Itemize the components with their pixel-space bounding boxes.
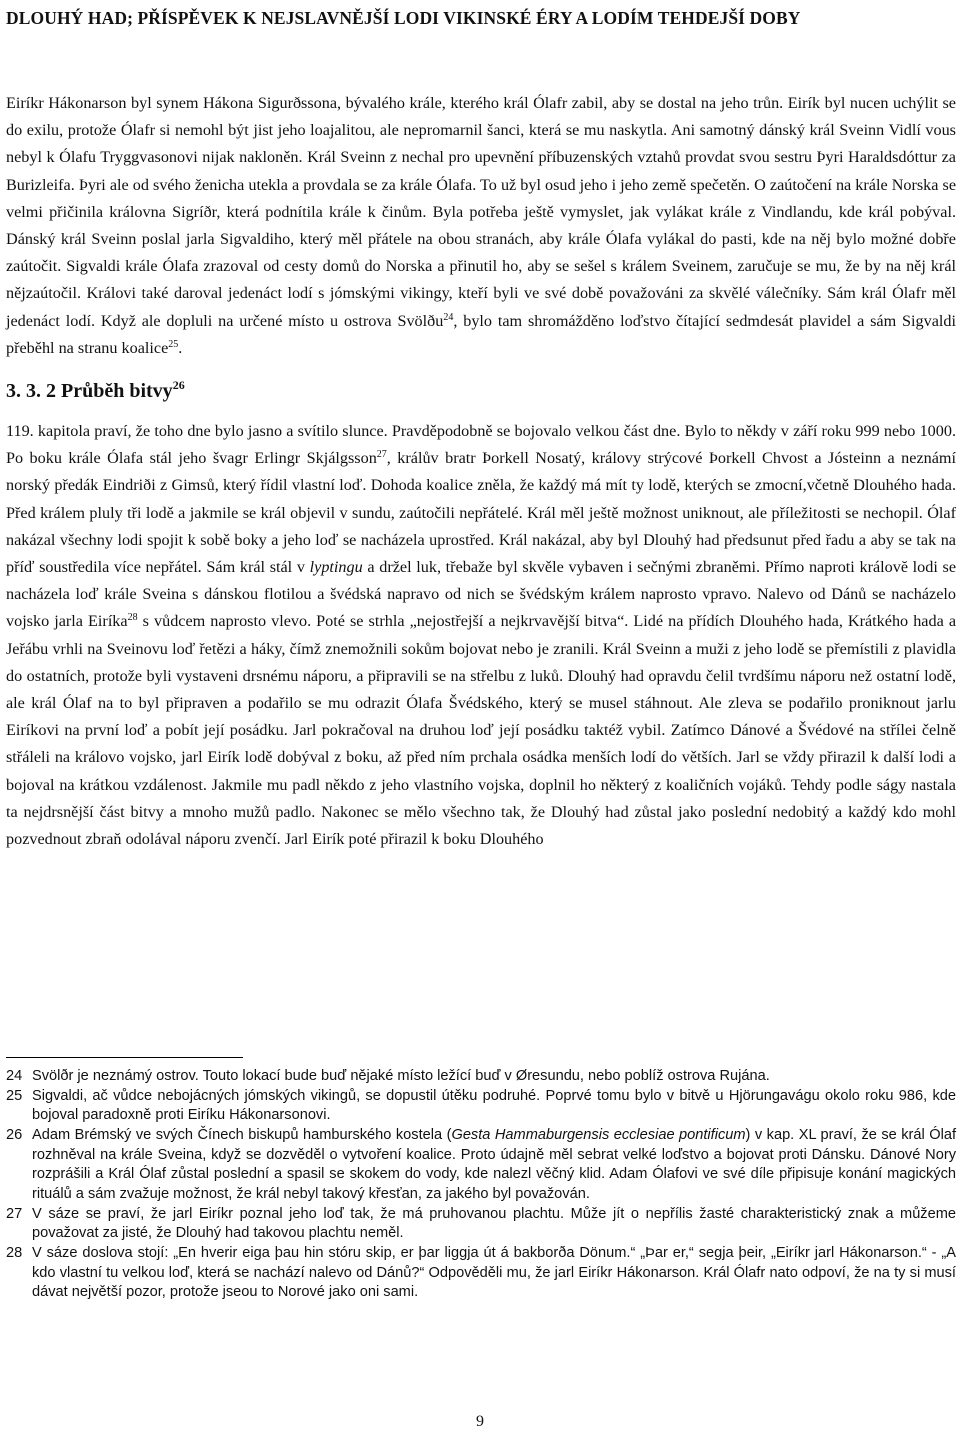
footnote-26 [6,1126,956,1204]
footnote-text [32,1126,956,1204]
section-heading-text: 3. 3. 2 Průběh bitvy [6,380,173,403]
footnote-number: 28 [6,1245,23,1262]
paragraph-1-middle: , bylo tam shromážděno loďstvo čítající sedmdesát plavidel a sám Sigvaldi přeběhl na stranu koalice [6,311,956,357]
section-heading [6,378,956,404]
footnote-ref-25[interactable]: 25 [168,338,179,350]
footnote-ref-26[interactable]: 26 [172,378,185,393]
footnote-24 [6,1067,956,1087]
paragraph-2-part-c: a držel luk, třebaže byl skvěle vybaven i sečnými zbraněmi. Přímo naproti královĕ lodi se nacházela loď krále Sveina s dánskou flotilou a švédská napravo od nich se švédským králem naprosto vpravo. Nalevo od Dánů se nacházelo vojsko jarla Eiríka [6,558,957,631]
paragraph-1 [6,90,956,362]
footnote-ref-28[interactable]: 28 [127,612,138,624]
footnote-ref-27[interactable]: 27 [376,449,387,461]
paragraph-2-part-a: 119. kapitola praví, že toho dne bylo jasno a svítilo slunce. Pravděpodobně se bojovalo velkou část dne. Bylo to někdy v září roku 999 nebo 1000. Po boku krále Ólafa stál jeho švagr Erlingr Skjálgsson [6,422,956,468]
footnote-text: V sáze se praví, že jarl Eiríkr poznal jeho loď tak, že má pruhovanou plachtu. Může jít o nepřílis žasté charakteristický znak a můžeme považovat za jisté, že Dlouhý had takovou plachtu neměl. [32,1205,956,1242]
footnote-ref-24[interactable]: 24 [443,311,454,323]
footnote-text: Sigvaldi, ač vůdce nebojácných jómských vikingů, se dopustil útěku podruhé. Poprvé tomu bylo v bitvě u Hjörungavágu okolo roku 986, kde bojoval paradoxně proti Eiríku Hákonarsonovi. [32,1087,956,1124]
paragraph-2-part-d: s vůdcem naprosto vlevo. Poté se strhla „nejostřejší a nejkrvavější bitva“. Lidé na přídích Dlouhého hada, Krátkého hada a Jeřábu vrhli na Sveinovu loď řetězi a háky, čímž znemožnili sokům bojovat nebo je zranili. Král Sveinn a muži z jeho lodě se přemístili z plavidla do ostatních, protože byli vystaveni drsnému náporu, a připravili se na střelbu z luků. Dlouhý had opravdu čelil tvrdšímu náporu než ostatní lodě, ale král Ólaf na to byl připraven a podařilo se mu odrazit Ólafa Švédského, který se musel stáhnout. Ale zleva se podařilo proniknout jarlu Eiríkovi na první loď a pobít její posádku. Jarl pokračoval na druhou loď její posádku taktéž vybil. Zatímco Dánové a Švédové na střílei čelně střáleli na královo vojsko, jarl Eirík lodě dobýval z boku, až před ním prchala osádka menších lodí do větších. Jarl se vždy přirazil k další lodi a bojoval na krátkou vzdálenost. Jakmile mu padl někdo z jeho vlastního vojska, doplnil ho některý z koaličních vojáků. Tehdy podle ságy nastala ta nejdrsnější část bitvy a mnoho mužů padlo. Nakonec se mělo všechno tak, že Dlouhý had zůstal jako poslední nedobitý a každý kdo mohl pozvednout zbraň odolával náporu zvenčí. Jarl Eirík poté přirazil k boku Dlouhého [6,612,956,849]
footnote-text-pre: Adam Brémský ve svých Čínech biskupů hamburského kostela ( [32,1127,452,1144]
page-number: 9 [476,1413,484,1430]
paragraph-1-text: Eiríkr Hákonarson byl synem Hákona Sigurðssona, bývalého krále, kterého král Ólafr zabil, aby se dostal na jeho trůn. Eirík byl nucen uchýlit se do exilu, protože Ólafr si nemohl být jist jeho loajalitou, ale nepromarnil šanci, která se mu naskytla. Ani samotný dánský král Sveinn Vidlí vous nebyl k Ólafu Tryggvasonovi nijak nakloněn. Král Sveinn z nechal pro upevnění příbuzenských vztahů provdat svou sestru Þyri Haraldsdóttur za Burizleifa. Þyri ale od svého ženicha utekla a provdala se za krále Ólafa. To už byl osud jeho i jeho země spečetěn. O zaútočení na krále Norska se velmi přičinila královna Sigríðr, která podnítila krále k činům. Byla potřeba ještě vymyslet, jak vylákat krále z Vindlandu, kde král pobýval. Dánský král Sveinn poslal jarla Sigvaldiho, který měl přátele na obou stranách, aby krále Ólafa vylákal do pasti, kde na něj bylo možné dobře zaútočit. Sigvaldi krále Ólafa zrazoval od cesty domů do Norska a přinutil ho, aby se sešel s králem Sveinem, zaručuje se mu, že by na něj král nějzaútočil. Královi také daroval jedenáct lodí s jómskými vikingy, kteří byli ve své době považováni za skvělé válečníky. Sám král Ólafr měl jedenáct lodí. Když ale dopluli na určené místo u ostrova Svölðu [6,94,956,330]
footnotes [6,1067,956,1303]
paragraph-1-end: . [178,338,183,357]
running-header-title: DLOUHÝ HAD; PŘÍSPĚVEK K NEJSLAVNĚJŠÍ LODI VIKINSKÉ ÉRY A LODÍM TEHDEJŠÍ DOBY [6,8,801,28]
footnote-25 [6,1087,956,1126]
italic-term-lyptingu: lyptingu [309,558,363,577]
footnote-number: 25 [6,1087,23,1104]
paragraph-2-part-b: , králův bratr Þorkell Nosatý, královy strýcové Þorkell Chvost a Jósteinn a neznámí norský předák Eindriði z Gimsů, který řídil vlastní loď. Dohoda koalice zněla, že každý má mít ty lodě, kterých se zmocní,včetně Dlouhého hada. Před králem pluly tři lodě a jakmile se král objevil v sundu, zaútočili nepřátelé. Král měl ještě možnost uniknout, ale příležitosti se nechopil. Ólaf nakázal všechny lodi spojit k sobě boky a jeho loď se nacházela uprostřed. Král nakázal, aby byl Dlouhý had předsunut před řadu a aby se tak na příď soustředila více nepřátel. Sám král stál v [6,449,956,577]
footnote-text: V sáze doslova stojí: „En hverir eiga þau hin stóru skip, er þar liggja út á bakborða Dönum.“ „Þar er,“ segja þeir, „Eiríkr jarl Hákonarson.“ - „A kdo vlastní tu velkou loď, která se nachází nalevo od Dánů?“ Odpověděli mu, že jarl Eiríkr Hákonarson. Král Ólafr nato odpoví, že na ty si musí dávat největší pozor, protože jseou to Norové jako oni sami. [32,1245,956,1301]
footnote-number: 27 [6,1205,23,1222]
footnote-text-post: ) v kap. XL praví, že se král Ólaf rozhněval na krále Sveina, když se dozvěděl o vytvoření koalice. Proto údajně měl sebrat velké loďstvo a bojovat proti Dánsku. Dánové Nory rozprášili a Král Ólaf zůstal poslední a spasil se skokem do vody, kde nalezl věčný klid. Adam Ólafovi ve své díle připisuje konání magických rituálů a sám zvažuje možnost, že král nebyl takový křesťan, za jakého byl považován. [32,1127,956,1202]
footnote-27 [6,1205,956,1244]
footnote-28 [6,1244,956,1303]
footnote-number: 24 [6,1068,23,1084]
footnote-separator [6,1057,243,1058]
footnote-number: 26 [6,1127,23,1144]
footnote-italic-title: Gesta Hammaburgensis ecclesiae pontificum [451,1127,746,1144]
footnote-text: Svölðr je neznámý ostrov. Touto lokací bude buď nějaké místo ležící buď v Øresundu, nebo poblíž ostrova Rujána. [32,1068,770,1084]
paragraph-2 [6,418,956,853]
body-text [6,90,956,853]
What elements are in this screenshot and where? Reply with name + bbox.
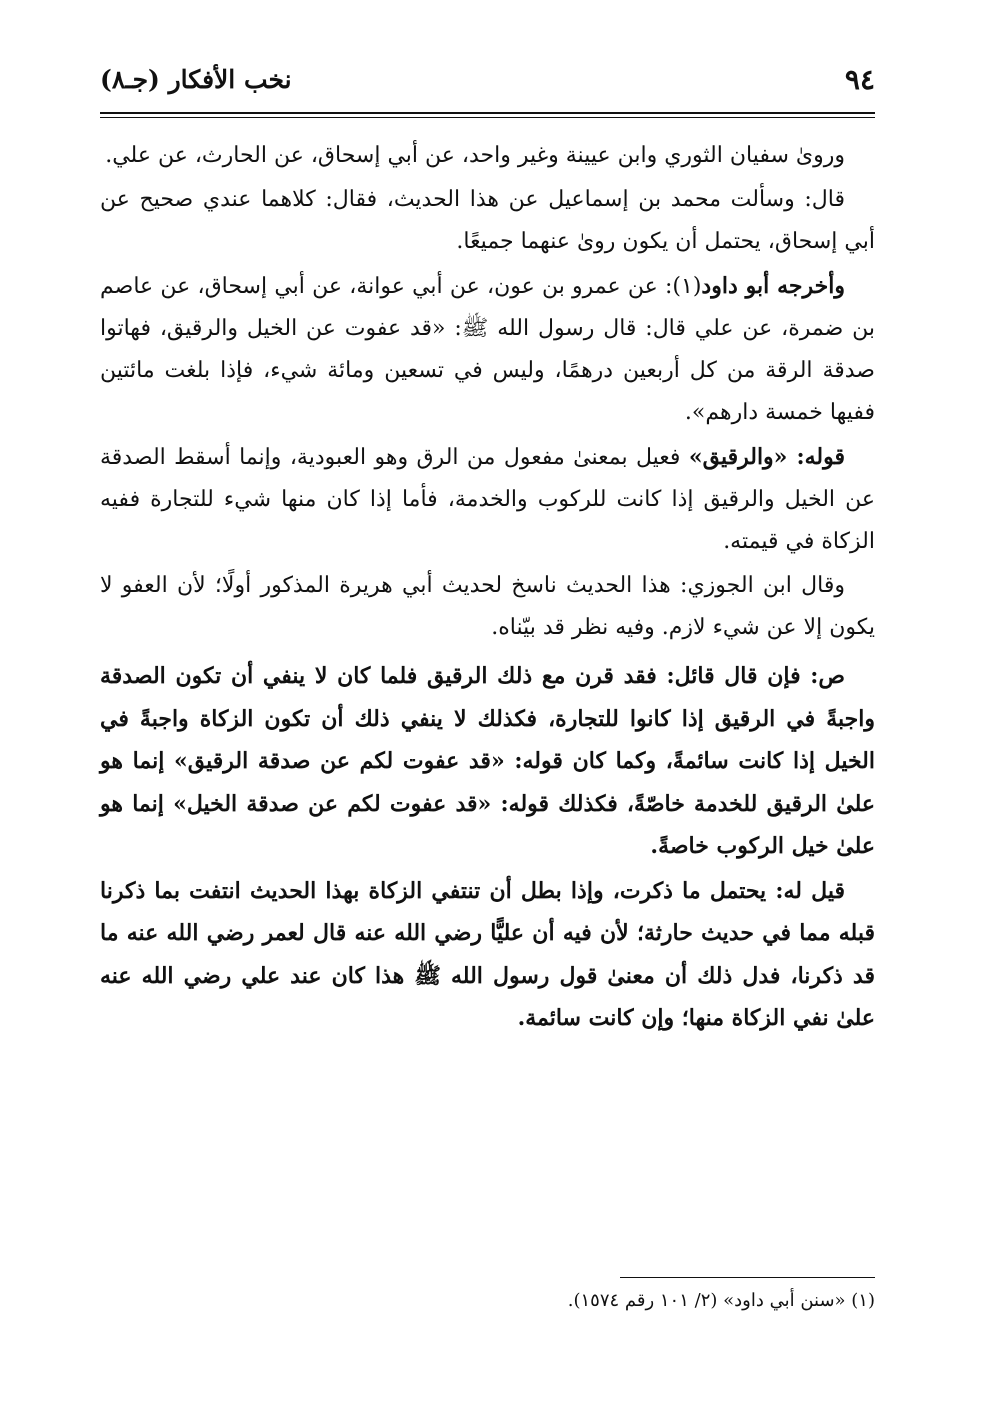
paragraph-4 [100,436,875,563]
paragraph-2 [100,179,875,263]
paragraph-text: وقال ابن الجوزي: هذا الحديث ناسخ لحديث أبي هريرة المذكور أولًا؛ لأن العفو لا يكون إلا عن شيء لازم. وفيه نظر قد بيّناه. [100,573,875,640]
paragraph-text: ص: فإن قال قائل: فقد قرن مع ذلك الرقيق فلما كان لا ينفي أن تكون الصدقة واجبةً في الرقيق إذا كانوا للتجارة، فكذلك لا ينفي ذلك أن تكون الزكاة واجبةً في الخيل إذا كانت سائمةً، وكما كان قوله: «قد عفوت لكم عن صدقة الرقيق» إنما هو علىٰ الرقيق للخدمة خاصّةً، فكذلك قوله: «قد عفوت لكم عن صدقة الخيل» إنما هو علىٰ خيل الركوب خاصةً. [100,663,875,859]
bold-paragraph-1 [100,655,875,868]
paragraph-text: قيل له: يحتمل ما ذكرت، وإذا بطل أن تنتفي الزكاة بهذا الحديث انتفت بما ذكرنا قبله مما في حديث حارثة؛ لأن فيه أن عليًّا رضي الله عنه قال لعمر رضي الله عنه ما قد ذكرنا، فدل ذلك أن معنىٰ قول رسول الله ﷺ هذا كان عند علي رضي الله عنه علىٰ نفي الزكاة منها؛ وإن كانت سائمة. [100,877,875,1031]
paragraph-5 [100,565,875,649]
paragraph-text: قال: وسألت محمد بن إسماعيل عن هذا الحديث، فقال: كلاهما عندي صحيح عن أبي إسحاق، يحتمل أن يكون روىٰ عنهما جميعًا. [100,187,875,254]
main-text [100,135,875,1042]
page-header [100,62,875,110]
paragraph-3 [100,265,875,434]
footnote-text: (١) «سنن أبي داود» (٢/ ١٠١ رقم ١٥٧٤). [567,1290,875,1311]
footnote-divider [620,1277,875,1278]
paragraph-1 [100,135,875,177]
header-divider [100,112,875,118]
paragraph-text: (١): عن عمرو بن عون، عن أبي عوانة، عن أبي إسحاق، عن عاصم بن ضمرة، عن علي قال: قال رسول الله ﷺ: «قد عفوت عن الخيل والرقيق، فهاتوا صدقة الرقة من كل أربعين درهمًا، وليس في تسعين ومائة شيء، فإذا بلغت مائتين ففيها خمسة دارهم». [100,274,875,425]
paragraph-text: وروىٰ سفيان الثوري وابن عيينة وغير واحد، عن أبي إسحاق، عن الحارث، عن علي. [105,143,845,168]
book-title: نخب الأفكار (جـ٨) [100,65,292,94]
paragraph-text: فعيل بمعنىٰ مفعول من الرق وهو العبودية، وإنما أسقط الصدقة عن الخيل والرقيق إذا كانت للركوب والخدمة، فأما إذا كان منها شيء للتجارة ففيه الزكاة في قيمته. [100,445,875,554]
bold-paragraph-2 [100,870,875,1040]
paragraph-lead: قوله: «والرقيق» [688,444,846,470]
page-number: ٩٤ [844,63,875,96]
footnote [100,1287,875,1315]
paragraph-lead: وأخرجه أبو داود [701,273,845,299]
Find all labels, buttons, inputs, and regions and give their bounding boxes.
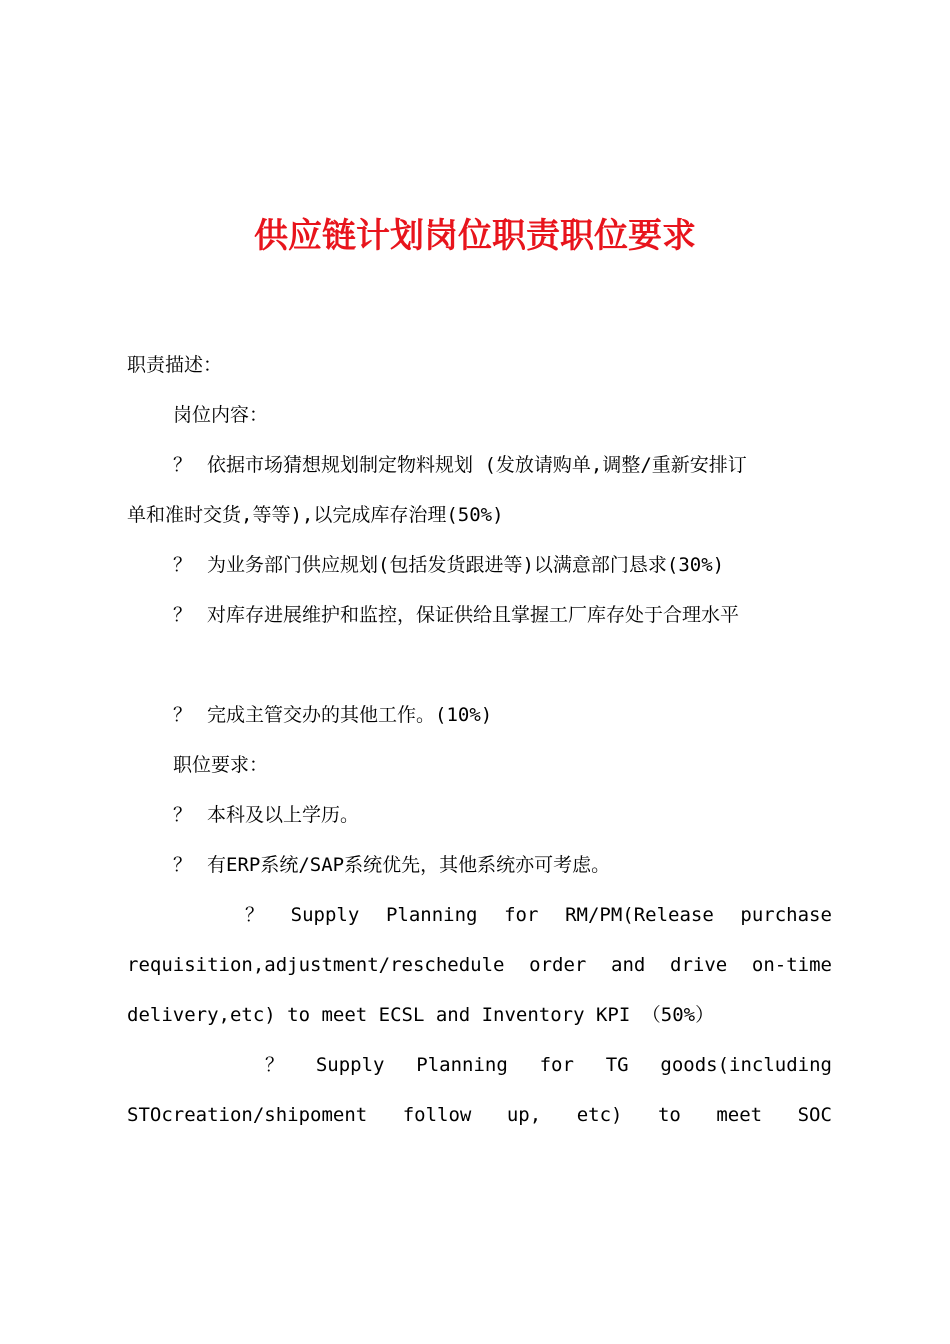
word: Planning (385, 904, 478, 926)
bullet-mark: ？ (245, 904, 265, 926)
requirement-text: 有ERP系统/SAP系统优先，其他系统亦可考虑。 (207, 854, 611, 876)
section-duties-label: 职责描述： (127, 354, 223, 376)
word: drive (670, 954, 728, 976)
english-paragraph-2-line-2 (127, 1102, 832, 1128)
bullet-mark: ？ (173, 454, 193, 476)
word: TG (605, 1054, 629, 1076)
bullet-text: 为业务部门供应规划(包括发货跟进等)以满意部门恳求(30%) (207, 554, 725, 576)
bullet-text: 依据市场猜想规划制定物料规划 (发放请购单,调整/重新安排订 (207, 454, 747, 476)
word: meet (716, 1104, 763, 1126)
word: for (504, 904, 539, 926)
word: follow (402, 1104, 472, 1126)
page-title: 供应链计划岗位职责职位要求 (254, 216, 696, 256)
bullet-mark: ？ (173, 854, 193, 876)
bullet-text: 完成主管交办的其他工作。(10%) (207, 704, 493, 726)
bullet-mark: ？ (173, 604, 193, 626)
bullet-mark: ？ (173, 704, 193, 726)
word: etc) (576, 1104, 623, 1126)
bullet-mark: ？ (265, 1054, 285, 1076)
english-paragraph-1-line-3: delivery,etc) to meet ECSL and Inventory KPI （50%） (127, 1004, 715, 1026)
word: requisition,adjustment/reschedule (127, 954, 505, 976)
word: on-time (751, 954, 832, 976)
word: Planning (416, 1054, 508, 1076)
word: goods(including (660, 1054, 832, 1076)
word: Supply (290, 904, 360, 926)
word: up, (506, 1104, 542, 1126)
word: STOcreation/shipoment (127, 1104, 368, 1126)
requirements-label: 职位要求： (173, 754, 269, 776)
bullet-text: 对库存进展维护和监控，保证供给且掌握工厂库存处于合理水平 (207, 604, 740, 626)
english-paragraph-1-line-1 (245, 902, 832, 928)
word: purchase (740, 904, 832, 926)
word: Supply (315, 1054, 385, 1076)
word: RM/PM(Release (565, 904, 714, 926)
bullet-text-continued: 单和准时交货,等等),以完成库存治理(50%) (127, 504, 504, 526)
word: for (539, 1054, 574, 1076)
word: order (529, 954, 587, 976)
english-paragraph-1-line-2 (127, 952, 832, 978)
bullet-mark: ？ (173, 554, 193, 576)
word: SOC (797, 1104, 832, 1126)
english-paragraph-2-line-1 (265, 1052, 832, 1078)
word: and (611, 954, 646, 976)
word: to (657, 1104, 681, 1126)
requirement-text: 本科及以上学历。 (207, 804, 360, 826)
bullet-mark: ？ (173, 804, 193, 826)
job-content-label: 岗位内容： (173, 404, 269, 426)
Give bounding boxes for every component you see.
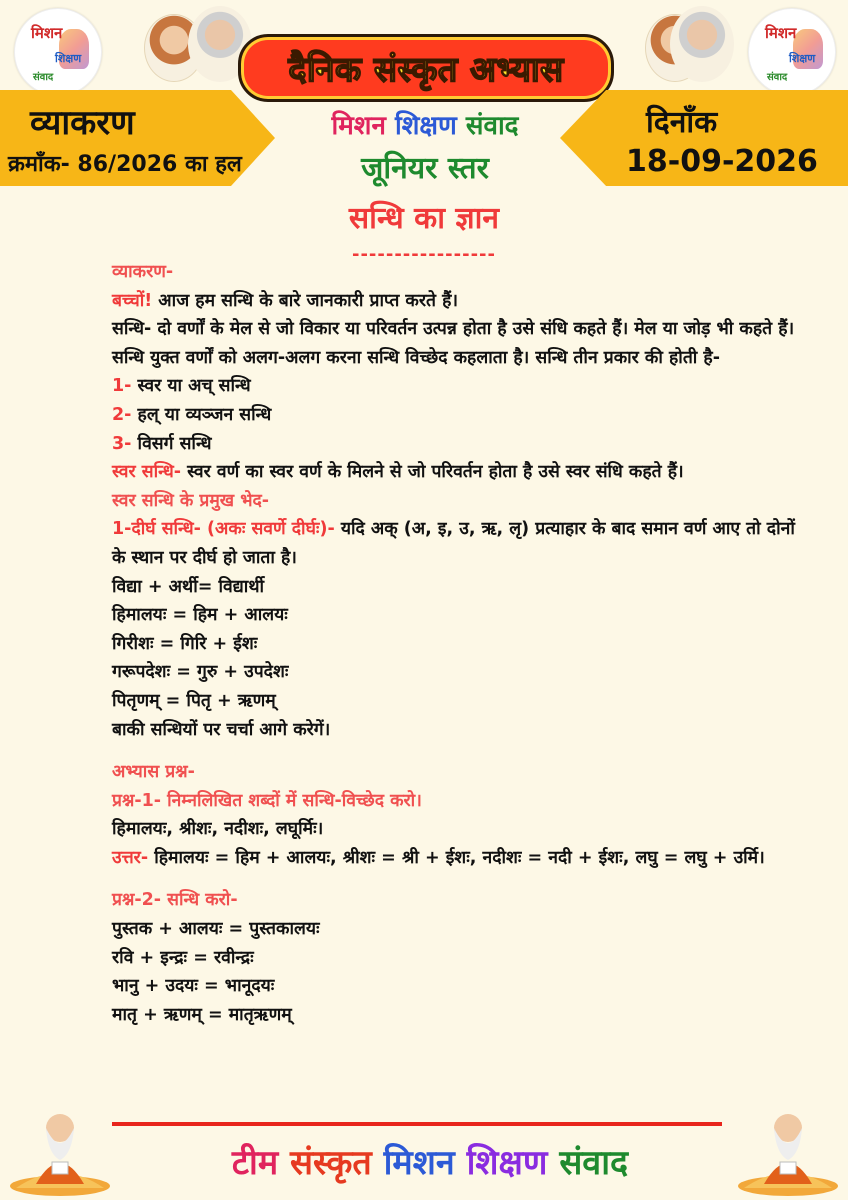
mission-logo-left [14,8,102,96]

Exercise objective. Gather from the material each line in which the word "bounding" appears.

Task solution.
Itemize the components with their pixel-space bounding boxes.
Find all labels, buttons, inputs, and regions and give their bounding boxes.
Give bounding boxes for every component you see.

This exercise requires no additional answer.